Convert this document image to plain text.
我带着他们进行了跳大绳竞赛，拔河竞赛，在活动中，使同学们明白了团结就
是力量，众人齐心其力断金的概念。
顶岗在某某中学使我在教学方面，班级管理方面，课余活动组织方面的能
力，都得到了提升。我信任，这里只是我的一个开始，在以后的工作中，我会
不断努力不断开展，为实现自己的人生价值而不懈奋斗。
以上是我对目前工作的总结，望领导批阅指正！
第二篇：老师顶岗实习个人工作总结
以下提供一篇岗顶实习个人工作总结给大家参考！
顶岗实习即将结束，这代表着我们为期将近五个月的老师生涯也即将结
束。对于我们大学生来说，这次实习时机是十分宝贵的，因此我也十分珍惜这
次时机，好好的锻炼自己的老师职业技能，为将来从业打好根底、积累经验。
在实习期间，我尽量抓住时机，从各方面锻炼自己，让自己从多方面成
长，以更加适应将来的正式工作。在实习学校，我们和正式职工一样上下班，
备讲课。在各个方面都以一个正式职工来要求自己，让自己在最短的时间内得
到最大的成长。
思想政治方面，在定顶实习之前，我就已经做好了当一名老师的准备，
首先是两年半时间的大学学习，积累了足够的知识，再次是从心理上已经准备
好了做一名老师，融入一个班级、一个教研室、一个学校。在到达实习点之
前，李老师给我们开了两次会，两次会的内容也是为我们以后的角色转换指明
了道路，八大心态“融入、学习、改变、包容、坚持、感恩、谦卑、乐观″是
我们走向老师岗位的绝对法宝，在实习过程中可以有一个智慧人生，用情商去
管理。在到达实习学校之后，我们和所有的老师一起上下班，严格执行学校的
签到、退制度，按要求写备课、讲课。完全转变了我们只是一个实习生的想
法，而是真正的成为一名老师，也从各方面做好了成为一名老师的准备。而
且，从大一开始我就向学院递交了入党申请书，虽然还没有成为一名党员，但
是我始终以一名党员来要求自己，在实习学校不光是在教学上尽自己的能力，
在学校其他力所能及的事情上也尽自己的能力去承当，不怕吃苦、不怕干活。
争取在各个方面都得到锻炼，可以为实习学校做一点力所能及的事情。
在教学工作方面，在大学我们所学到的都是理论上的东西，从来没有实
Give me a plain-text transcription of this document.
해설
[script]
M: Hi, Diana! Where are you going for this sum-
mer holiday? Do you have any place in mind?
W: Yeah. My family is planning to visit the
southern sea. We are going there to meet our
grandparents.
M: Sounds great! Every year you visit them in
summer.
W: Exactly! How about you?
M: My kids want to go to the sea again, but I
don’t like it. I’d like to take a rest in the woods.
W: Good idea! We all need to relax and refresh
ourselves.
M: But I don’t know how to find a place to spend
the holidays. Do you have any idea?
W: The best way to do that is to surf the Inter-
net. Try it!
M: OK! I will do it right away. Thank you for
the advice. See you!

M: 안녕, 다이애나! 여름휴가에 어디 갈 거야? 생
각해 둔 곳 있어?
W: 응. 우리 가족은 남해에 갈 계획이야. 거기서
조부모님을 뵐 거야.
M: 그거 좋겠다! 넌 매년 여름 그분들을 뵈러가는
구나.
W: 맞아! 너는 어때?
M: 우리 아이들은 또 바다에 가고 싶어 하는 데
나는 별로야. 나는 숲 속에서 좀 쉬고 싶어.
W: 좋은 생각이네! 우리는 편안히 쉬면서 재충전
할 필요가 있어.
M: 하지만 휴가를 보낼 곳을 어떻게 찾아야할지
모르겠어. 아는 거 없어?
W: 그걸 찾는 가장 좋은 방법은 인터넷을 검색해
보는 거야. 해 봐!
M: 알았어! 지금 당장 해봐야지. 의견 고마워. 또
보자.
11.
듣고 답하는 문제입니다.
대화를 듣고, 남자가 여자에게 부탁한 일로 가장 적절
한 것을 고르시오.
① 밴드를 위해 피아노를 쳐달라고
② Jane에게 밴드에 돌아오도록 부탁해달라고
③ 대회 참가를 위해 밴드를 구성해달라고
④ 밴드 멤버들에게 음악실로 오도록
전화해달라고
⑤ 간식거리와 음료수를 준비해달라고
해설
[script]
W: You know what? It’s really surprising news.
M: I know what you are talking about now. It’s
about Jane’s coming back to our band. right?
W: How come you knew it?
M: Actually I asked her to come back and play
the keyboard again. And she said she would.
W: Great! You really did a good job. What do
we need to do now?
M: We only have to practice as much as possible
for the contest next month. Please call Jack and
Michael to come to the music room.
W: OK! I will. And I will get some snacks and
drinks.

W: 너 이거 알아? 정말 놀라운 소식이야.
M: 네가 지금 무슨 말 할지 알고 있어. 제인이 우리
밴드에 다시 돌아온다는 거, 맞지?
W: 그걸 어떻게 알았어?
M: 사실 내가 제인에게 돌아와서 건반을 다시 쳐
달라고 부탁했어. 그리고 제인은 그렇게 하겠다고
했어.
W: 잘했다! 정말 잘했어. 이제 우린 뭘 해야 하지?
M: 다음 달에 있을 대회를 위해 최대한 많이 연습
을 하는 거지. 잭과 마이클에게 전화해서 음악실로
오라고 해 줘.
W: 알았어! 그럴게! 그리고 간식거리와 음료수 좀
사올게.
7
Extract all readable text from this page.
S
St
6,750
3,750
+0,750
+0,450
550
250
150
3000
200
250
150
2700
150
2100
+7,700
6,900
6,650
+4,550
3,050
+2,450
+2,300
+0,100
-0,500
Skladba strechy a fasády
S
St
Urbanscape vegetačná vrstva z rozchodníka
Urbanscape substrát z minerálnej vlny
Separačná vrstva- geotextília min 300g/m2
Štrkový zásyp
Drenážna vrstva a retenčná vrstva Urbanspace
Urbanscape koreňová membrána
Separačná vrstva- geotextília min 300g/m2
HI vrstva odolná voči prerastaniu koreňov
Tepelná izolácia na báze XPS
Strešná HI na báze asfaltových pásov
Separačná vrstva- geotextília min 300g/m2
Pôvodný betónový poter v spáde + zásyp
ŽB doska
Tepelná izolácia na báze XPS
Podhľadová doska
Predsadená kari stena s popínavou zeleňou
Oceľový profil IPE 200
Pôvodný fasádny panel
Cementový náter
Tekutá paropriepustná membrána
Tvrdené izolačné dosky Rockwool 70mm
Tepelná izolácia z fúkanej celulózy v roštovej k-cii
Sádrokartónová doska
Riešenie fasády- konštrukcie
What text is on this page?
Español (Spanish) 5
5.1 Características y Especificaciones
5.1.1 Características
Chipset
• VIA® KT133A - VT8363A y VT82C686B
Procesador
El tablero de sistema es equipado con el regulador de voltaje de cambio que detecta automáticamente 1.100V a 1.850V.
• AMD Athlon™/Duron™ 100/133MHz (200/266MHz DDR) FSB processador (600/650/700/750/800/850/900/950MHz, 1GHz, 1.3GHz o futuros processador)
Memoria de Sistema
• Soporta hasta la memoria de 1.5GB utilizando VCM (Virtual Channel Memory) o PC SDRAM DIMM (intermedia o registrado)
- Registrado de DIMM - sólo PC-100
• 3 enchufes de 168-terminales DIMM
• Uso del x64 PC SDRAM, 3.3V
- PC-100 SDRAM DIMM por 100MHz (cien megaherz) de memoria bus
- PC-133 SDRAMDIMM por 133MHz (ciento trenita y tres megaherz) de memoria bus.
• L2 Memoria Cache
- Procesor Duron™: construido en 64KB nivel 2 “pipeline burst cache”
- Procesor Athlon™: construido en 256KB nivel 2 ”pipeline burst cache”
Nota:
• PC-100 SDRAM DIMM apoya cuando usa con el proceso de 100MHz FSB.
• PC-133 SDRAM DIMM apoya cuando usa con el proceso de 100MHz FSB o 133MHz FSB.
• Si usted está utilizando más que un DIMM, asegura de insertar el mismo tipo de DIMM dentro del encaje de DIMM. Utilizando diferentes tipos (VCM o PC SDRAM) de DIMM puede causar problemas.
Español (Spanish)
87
*-*-*
> _Problem_: Write out the material exactly as given.

> _The solution_:
Convert this document image to plain text.
我带着他们进行了跳大绳竞赛，拔河竞赛，在活动中，使同学们明白了团结就
是力量，众人齐心其力断金的概念。
顶岗在某某中学使我在教学方面，班级管理方面，课余活动组织方面的能
力，都得到了提升。我信任，这里只是我的一个开始，在以后的工作中，我会
不断努力不断开展，为实现自己的人生价值而不懈奋斗。
以上是我对目前工作的总结，望领导批阅指正！
第二篇：老师顶岗实习个人工作总结
以下提供一篇岗顶实习个人工作总结给大家参考！
顶岗实习即将结束，这代表着我们为期将近五个月的老师生涯也即将结
束。对于我们大学生来说，这次实习时机是十分宝贵的，因此我也十分珍惜这
次时机，好好的锻炼自己的老师职业技能，为将来从业打好根底、积累经验。
在实习期间，我尽量抓住时机，从各方面锻炼自己，让自己从多方面成
长，以更加适应将来的正式工作。在实习学校，我们和正式职工一样上下班，
备讲课。在各个方面都以一个正式职工来要求自己，让自己在最短的时间内得
到最大的成长。
思想政治方面，在定顶实习之前，我就已经做好了当一名老师的准备，
首先是两年半时间的大学学习，积累了足够的知识，再次是从心理上已经准备
好了做一名老师，融入一个班级、一个教研室、一个学校。在到达实习点之
前，李老师给我们开了两次会，两次会的内容也是为我们以后的角色转换指明
了道路，八大心态“融入、学习、改变、包容、坚持、感恩、谦卑、乐观″是
我们走向老师岗位的绝对法宝，在实习过程中可以有一个智慧人生，用情商去
管理。在到达实习学校之后，我们和所有的老师一起上下班，严格执行学校的
签到、退制度，按要求写备课、讲课。完全转变了我们只是一个实习生的想
法，而是真正的成为一名老师，也从各方面做好了成为一名老师的准备。而
且，从大一开始我就向学院递交了入党申请书，虽然还没有成为一名党员，但
是我始终以一名党员来要求自己，在实习学校不光是在教学上尽自己的能力，
在学校其他力所能及的事情上也尽自己的能力去承当，不怕吃苦、不怕干活。
争取在各个方面都得到锻炼，可以为实习学校做一点力所能及的事情。
在教学工作方面，在大学我们所学到的都是理论上的东西，从来没有实
Give me a plain-text transcription of this document.
해설
[script]
M: Hi, Diana! Where are you going for this sum-
mer holiday? Do you have any place in mind?
W: Yeah. My family is planning to visit the
southern sea. We are going there to meet our
grandparents.
M: Sounds great! Every year you visit them in
summer.
W: Exactly! How about you?
M: My kids want to go to the sea again, but I
don’t like it. I’d like to take a rest in the woods.
W: Good idea! We all need to relax and refresh
ourselves.
M: But I don’t know how to find a place to spend
the holidays. Do you have any idea?
W: The best way to do that is to surf the Inter-
net. Try it!
M: OK! I will do it right away. Thank you for
the advice. See you!

M: 안녕, 다이애나! 여름휴가에 어디 갈 거야? 생
각해 둔 곳 있어?
W: 응. 우리 가족은 남해에 갈 계획이야. 거기서
조부모님을 뵐 거야.
M: 그거 좋겠다! 넌 매년 여름 그분들을 뵈러가는
구나.
W: 맞아! 너는 어때?
M: 우리 아이들은 또 바다에 가고 싶어 하는 데
나는 별로야. 나는 숲 속에서 좀 쉬고 싶어.
W: 좋은 생각이네! 우리는 편안히 쉬면서 재충전
할 필요가 있어.
M: 하지만 휴가를 보낼 곳을 어떻게 찾아야할지
모르겠어. 아는 거 없어?
W: 그걸 찾는 가장 좋은 방법은 인터넷을 검색해
보는 거야. 해 봐!
M: 알았어! 지금 당장 해봐야지. 의견 고마워. 또
보자.
11.
듣고 답하는 문제입니다.
대화를 듣고, 남자가 여자에게 부탁한 일로 가장 적절
한 것을 고르시오.
① 밴드를 위해 피아노를 쳐달라고
② Jane에게 밴드에 돌아오도록 부탁해달라고
③ 대회 참가를 위해 밴드를 구성해달라고
④ 밴드 멤버들에게 음악실로 오도록
전화해달라고
⑤ 간식거리와 음료수를 준비해달라고
해설
[script]
W: You know what? It’s really surprising news.
M: I know what you are talking about now. It’s
about Jane’s coming back to our band. right?
W: How come you knew it?
M: Actually I asked her to come back and play
the keyboard again. And she said she would.
W: Great! You really did a good job. What do
we need to do now?
M: We only have to practice as much as possible
for the contest next month. Please call Jack and
Michael to come to the music room.
W: OK! I will. And I will get some snacks and
drinks.

W: 너 이거 알아? 정말 놀라운 소식이야.
M: 네가 지금 무슨 말 할지 알고 있어. 제인이 우리
밴드에 다시 돌아온다는 거, 맞지?
W: 그걸 어떻게 알았어?
M: 사실 내가 제인에게 돌아와서 건반을 다시 쳐
달라고 부탁했어. 그리고 제인은 그렇게 하겠다고
했어.
W: 잘했다! 정말 잘했어. 이제 우린 뭘 해야 하지?
M: 다음 달에 있을 대회를 위해 최대한 많이 연습
을 하는 거지. 잭과 마이클에게 전화해서 음악실로
오라고 해 줘.
W: 알았어! 그럴게! 그리고 간식거리와 음료수 좀
사올게.
7
Extract all readable text from this page.
S
St
6,750
3,750
+0,750
+0,450
550
250
150
3000
200
250
150
2700
150
2100
+7,700
6,900
6,650
+4,550
3,050
+2,450
+2,300
+0,100
-0,500
Skladba strechy a fasády
S
St
Urbanscape vegetačná vrstva z rozchodníka
Urbanscape substrát z minerálnej vlny
Separačná vrstva- geotextília min 300g/m2
Štrkový zásyp
Drenážna vrstva a retenčná vrstva Urbanspace
Urbanscape koreňová membrána
Separačná vrstva- geotextília min 300g/m2
HI vrstva odolná voči prerastaniu koreňov
Tepelná izolácia na báze XPS
Strešná HI na báze asfaltových pásov
Separačná vrstva- geotextília min 300g/m2
Pôvodný betónový poter v spáde + zásyp
ŽB doska
Tepelná izolácia na báze XPS
Podhľadová doska
Predsadená kari stena s popínavou zeleňou
Oceľový profil IPE 200
Pôvodný fasádny panel
Cementový náter
Tekutá paropriepustná membrána
Tvrdené izolačné dosky Rockwool 70mm
Tepelná izolácia z fúkanej celulózy v roštovej k-cii
Sádrokartónová doska
Riešenie fasády- konštrukcie
What text is on this page?
Español (Spanish) 5
5.1 Características y Especificaciones
5.1.1 Características
Chipset
• VIA® KT133A - VT8363A y VT82C686B
Procesador
El tablero de sistema es equipado con el regulador de voltaje de cambio que detecta automáticamente 1.100V a 1.850V.
• AMD Athlon™/Duron™ 100/133MHz (200/266MHz DDR) FSB processador (600/650/700/750/800/850/900/950MHz, 1GHz, 1.3GHz o futuros processador)
Memoria de Sistema
• Soporta hasta la memoria de 1.5GB utilizando VCM (Virtual Channel Memory) o PC SDRAM DIMM (intermedia o registrado)
- Registrado de DIMM - sólo PC-100
• 3 enchufes de 168-terminales DIMM
• Uso del x64 PC SDRAM, 3.3V
- PC-100 SDRAM DIMM por 100MHz (cien megaherz) de memoria bus
- PC-133 SDRAMDIMM por 133MHz (ciento trenita y tres megaherz) de memoria bus.
• L2 Memoria Cache
- Procesor Duron™: construido en 64KB nivel 2 “pipeline burst cache”
- Procesor Athlon™: construido en 256KB nivel 2 ”pipeline burst cache”
Nota:
• PC-100 SDRAM DIMM apoya cuando usa con el proceso de 100MHz FSB.
• PC-133 SDRAM DIMM apoya cuando usa con el proceso de 100MHz FSB o 133MHz FSB.
• Si usted está utilizando más que un DIMM, asegura de insertar el mismo tipo de DIMM dentro del encaje de DIMM. Utilizando diferentes tipos (VCM o PC SDRAM) de DIMM puede causar problemas.
Español (Spanish)
87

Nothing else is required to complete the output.